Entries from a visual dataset
..............................

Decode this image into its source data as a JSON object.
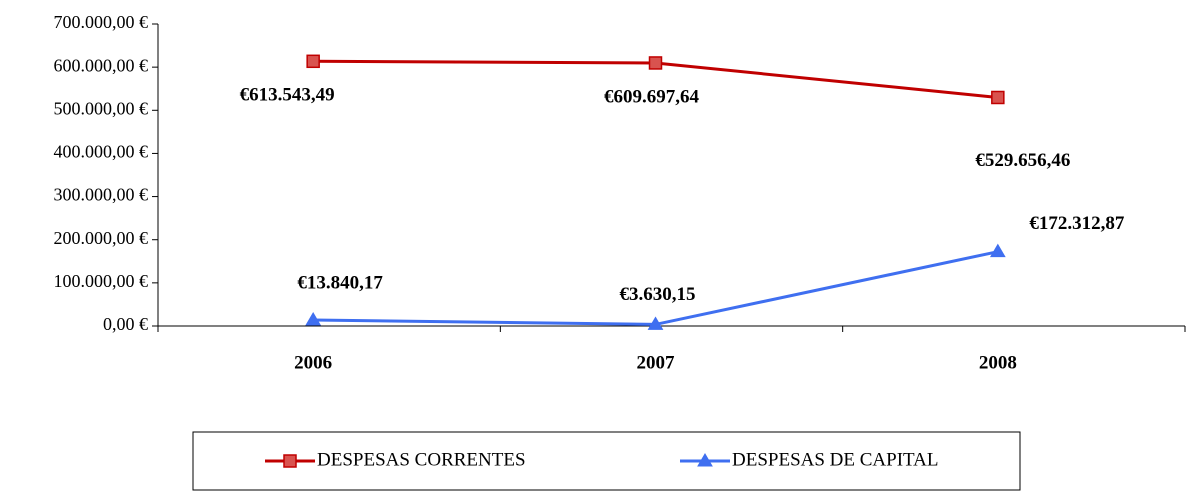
{
  "chart_data": {
    "type": "line",
    "categories": [
      "2006",
      "2007",
      "2008"
    ],
    "series": [
      {
        "name": "DESPESAS CORRENTES",
        "color": "#c00000",
        "marker": "square",
        "values": [
          613543.49,
          609697.64,
          529656.46
        ],
        "value_labels": [
          "€613.543,49",
          "€609.697,64",
          "€529.656,46"
        ]
      },
      {
        "name": "DESPESAS DE CAPITAL",
        "color": "#3f6ff0",
        "marker": "triangle",
        "values": [
          13840.17,
          3630.15,
          172312.87
        ],
        "value_labels": [
          "€13.840,17",
          "€3.630,15",
          "€172.312,87"
        ]
      }
    ],
    "ylim": [
      0,
      700000
    ],
    "yticks": [
      {
        "value": 0,
        "label": "0,00 €"
      },
      {
        "value": 100000,
        "label": "100.000,00 €"
      },
      {
        "value": 200000,
        "label": "200.000,00 €"
      },
      {
        "value": 300000,
        "label": "300.000,00 €"
      },
      {
        "value": 400000,
        "label": "400.000,00 €"
      },
      {
        "value": 500000,
        "label": "500.000,00 €"
      },
      {
        "value": 600000,
        "label": "600.000,00 €"
      },
      {
        "value": 700000,
        "label": "700.000,00 €"
      }
    ],
    "legend": "bottom"
  }
}
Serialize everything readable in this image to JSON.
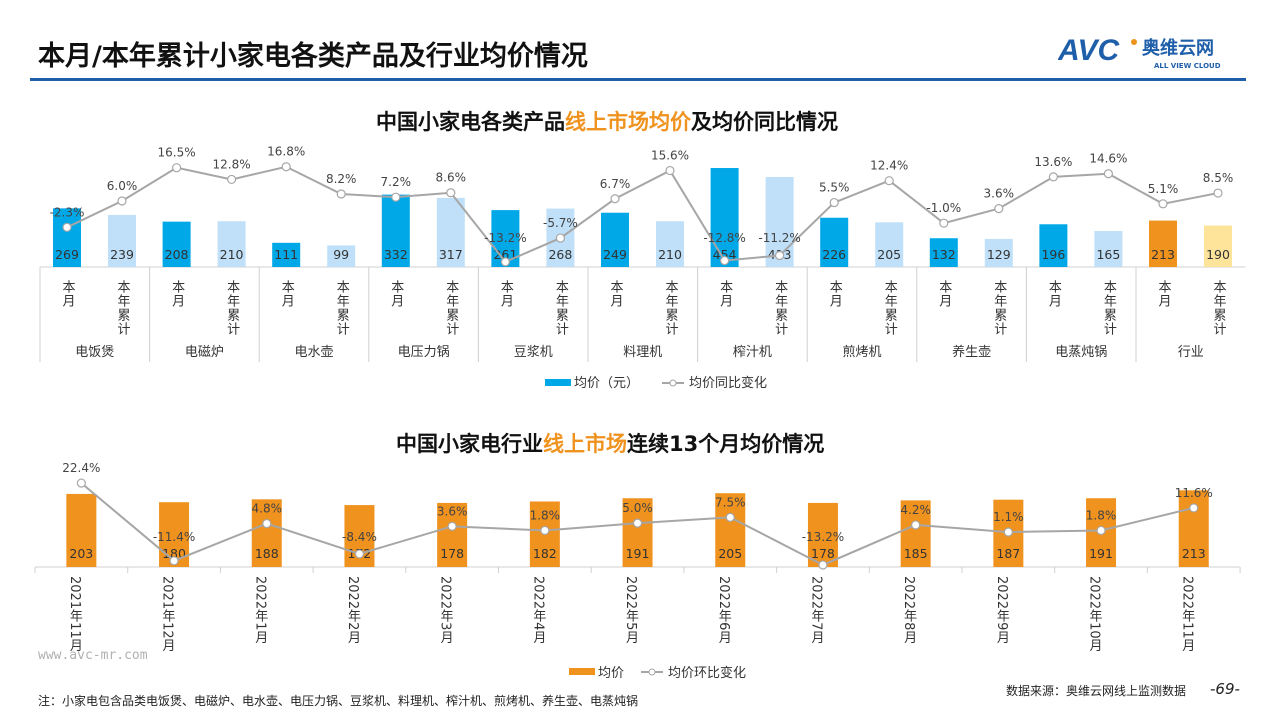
{
  "header": {
    "title": "本月/本年累计小家电各类产品及行业均价情况",
    "logo_text": "AVC",
    "logo_cn": "奥维云网",
    "logo_en": "ALL VIEW CLOUD"
  },
  "colors": {
    "month": "#00a8e8",
    "ytd": "#bfe0f8",
    "industry_month": "#f0921e",
    "industry_ytd": "#fde49a",
    "line": "#a6a6a6",
    "accent": "#f0921e",
    "brand": "#1f5faa"
  },
  "chart_data": [
    {
      "type": "bar",
      "title_parts": [
        "中国小家电各类产品",
        "线上市场均价",
        "及均价同比情况"
      ],
      "categories": [
        "电饭煲",
        "电磁炉",
        "电水壶",
        "电压力锅",
        "豆浆机",
        "料理机",
        "榨汁机",
        "煎烤机",
        "养生壶",
        "电蒸炖锅",
        "行业"
      ],
      "sub_labels": [
        "本月",
        "本年累计"
      ],
      "series": [
        {
          "name": "均价（元）",
          "type": "bar",
          "values": [
            [
              269,
              239
            ],
            [
              208,
              210
            ],
            [
              111,
              99
            ],
            [
              332,
              317
            ],
            [
              261,
              268
            ],
            [
              249,
              210
            ],
            [
              454,
              413
            ],
            [
              226,
              205
            ],
            [
              132,
              129
            ],
            [
              196,
              165
            ],
            [
              213,
              190
            ]
          ]
        },
        {
          "name": "均价同比变化",
          "type": "line",
          "unit": "%",
          "values": [
            [
              -2.3,
              6.0
            ],
            [
              16.5,
              12.8
            ],
            [
              16.8,
              8.2
            ],
            [
              7.2,
              8.6
            ],
            [
              -13.2,
              -5.7
            ],
            [
              6.7,
              15.6
            ],
            [
              -12.8,
              -11.2
            ],
            [
              5.5,
              12.4
            ],
            [
              -1.0,
              3.6
            ],
            [
              13.6,
              14.6
            ],
            [
              5.1,
              8.5
            ]
          ]
        }
      ],
      "legend": [
        "均价（元）",
        "均价同比变化"
      ],
      "legend_position": "bottom"
    },
    {
      "type": "bar",
      "title_parts": [
        "中国小家电行业",
        "线上市场",
        "连续13个月均价情况"
      ],
      "categories": [
        "2021年11月",
        "2021年12月",
        "2022年1月",
        "2022年2月",
        "2022年3月",
        "2022年4月",
        "2022年5月",
        "2022年6月",
        "2022年7月",
        "2022年8月",
        "2022年9月",
        "2022年10月",
        "2022年11月"
      ],
      "series": [
        {
          "name": "均价",
          "type": "bar",
          "values": [
            203,
            180,
            188,
            172,
            178,
            182,
            191,
            205,
            178,
            185,
            187,
            191,
            213
          ]
        },
        {
          "name": "均价环比变化",
          "type": "line",
          "unit": "%",
          "values": [
            22.4,
            -11.4,
            4.8,
            -8.4,
            3.6,
            1.8,
            5.0,
            7.5,
            -13.2,
            4.2,
            1.1,
            1.8,
            11.6
          ]
        }
      ],
      "legend": [
        "均价",
        "均价环比变化"
      ],
      "legend_position": "bottom"
    }
  ],
  "footer": {
    "site": "www.avc-mr.com",
    "note": "注：小家电包含品类电饭煲、电磁炉、电水壶、电压力锅、豆浆机、料理机、榨汁机、煎烤机、养生壶、电蒸炖锅",
    "source": "数据来源：奥维云网线上监测数据",
    "page": "-69-"
  }
}
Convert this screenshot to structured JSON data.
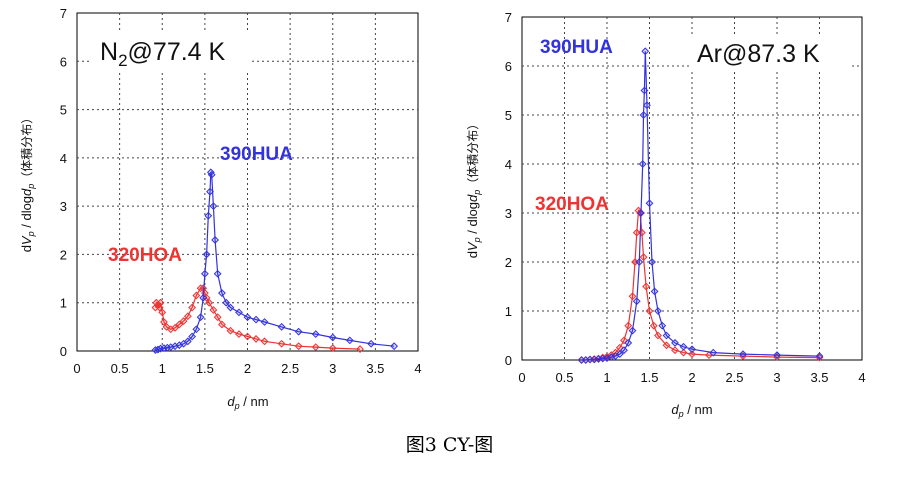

..............................

§ **WHAT TO PRODUCE**:
Show the lines that mention the word "JSON".

§ **FULL ANSWER**:
Decode this image into its source data as a JSON object.
Serialize everything readable in this image to JSON.
Convert this screenshot to structured JSON data.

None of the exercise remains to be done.